Data entries for graphics:
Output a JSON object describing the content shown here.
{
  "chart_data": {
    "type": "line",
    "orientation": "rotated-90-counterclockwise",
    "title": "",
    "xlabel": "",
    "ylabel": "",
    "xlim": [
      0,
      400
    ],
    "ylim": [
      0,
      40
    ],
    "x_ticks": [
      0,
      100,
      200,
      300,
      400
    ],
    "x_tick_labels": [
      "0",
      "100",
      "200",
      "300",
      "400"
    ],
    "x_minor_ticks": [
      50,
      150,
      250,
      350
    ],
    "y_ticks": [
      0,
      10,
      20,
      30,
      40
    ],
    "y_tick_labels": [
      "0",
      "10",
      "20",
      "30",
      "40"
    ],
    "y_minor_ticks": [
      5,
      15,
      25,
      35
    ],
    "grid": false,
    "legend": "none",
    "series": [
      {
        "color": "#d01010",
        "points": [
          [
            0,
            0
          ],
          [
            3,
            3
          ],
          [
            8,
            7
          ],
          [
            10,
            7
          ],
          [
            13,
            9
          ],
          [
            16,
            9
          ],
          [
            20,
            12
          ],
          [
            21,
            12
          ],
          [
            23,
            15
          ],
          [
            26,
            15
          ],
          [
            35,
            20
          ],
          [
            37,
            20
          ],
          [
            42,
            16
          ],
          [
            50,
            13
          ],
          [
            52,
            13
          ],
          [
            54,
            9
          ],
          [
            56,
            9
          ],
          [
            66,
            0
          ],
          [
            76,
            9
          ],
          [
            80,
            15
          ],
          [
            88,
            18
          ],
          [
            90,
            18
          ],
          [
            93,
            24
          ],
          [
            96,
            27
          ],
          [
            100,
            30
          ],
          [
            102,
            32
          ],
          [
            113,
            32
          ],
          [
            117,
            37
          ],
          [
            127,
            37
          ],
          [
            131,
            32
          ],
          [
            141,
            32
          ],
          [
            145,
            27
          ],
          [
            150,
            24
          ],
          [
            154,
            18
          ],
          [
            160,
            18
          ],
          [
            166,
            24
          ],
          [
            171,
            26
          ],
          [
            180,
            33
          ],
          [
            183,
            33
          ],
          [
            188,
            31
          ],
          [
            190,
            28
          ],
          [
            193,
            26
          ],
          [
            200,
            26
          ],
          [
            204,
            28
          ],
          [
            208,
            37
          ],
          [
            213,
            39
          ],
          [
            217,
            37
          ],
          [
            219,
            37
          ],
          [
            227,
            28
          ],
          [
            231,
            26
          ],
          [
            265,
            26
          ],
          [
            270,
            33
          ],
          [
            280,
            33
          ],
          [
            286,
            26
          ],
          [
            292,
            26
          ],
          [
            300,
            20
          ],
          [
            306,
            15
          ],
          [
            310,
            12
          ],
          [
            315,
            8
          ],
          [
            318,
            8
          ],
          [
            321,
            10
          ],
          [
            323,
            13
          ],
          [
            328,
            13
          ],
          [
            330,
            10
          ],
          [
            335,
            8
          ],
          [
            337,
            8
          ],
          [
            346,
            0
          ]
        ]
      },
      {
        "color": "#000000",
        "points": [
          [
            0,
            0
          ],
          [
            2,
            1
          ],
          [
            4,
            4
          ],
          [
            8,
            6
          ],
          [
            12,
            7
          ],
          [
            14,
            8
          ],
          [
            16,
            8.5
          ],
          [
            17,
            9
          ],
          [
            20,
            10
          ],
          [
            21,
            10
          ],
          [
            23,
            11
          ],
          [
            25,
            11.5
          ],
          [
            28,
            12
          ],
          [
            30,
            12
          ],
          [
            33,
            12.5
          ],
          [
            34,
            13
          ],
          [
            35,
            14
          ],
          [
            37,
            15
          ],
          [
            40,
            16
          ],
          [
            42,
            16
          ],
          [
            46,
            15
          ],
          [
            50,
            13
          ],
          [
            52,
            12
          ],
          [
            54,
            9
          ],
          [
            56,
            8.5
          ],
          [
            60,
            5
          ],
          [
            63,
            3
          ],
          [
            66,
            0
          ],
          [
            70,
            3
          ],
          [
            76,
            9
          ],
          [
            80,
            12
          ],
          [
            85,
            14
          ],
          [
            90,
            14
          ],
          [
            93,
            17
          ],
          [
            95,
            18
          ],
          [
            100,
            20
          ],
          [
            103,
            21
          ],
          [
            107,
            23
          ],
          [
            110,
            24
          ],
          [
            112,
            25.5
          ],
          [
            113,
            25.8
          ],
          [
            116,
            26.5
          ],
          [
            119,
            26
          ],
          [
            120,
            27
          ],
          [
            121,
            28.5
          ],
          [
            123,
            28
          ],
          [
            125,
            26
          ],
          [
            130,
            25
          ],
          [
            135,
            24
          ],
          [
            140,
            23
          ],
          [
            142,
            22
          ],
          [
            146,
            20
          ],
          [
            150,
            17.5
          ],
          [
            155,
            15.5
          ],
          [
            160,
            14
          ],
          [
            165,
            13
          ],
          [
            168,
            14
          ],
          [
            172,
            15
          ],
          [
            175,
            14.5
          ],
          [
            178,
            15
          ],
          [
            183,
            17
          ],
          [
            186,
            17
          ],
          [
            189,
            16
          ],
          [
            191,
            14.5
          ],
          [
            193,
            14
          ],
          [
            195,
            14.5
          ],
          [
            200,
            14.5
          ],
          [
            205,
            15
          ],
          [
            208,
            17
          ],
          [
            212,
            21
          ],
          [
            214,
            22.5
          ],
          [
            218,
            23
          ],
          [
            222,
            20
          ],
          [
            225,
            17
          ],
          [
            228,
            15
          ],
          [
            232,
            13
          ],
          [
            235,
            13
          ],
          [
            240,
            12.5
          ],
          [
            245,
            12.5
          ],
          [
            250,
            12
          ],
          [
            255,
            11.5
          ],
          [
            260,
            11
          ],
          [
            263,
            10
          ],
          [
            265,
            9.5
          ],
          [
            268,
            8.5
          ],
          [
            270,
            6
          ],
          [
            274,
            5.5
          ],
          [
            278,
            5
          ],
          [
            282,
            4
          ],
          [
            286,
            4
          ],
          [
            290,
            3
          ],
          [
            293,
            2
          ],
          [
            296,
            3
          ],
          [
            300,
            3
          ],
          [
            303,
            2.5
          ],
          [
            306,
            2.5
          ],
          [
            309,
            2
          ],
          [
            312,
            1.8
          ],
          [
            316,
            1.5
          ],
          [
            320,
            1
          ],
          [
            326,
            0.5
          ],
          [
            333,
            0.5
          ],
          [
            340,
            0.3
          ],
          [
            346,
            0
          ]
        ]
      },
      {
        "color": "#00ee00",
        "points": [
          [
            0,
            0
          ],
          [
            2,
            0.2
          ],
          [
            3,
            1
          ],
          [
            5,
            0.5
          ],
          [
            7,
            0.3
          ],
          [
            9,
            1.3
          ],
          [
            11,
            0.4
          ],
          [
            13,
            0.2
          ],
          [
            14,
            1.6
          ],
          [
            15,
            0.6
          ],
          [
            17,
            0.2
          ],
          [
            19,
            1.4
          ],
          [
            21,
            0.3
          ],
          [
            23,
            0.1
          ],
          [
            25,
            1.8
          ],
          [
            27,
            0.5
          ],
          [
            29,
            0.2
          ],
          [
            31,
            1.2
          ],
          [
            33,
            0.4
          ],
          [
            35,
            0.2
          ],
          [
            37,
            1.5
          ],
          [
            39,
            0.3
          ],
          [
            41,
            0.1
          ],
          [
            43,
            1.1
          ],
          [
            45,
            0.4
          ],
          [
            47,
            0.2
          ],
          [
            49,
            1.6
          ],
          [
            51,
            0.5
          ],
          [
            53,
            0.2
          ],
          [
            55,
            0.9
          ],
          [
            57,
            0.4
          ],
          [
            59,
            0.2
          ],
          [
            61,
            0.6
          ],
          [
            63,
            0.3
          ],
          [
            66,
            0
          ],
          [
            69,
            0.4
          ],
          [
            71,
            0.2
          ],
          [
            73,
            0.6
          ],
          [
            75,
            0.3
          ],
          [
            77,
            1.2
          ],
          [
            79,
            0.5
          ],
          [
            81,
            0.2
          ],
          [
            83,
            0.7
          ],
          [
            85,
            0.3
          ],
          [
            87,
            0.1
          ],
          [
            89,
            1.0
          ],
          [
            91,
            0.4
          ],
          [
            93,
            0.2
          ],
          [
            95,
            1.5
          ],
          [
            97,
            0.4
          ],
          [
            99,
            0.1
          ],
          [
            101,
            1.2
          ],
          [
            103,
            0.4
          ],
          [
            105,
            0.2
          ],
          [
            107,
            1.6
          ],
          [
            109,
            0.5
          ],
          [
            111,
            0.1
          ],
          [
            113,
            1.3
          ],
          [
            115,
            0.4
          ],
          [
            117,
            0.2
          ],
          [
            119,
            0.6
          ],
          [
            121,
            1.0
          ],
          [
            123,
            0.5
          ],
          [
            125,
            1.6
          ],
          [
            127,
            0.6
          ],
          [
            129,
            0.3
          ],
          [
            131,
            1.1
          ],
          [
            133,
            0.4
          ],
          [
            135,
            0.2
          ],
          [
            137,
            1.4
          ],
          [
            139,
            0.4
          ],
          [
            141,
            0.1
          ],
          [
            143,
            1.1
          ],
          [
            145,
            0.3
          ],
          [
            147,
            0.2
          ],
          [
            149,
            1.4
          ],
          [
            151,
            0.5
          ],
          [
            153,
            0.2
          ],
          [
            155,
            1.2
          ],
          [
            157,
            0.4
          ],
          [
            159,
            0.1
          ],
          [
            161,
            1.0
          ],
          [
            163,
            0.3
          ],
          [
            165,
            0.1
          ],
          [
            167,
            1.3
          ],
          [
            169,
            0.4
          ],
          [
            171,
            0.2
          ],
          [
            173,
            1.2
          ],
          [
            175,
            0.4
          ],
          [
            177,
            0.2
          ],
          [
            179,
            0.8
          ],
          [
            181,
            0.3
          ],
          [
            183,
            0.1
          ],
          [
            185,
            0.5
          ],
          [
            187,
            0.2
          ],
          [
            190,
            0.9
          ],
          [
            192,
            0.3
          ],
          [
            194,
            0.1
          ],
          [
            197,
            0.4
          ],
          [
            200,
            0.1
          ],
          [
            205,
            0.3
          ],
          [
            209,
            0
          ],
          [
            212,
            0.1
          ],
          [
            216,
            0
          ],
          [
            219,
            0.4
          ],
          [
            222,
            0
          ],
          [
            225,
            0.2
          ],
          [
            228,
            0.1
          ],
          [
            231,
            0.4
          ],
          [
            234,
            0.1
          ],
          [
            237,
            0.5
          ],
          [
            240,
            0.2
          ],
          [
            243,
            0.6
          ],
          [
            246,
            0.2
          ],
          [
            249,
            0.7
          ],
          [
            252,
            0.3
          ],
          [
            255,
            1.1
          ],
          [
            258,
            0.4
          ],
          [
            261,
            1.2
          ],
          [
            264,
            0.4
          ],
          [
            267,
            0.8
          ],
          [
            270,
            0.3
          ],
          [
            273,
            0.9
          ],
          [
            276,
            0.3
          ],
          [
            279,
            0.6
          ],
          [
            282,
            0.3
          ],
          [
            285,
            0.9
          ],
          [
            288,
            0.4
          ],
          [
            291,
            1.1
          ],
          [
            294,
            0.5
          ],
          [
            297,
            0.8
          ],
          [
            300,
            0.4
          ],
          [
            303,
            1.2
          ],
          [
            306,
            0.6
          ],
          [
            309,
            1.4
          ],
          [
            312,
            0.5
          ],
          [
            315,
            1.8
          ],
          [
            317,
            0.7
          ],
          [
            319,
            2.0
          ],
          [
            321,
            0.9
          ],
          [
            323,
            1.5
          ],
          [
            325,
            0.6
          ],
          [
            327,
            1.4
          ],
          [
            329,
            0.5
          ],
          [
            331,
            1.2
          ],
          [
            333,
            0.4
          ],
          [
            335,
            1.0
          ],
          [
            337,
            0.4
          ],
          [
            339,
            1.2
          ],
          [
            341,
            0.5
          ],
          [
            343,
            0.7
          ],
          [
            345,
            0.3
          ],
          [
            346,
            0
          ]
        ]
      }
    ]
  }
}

**AIM**
Make a copy of each line that contains the string "color".

**THE REPLY**
        "color": "#d01010",
        "color": "#000000",
        "color": "#00ee00",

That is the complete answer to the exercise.